▶ **Requirement**
Write out each record below exactly as it appears, with no pictures.

[Extracted data entries]

%%

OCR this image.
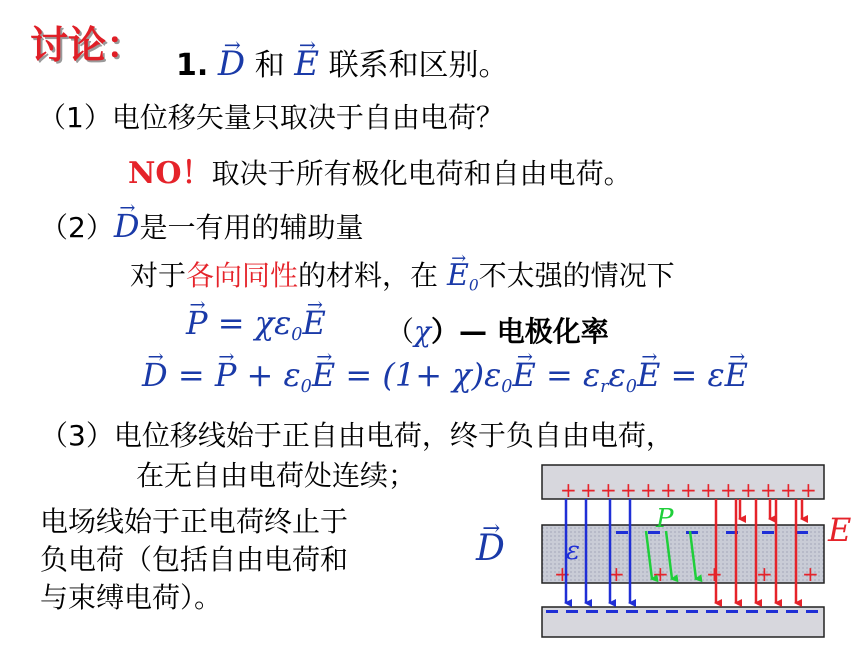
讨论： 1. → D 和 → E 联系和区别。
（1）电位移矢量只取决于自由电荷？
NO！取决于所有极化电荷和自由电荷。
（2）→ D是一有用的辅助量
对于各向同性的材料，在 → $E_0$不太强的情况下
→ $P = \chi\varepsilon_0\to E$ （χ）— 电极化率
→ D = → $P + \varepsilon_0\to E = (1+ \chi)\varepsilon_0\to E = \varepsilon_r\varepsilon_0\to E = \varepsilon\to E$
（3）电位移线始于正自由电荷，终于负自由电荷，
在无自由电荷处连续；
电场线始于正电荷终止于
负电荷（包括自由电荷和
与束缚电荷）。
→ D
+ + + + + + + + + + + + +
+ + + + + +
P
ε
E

%%

▶ **Right answer**
OCR this image.
讨论： 1. → D 和 → E 联系和区别。
（1）电位移矢量只取决于自由电荷？
NO！取决于所有极化电荷和自由电荷。
（2）→ D是一有用的辅助量
对于各向同性的材料，在 → $E_0$不太强的情况下
→ $P = \chi\varepsilon_0\to E$ （χ）— 电极化率
→ D = → $P + \varepsilon_0\to E = (1+ \chi)\varepsilon_0\to E = \varepsilon_r\varepsilon_0\to E = \varepsilon\to E$
（3）电位移线始于正自由电荷，终于负自由电荷，
在无自由电荷处连续；
电场线始于正电荷终止于
负电荷（包括自由电荷和
与束缚电荷）。
→ D
+ + + + + + + + + + + + +
+ + + + + +
P
ε
E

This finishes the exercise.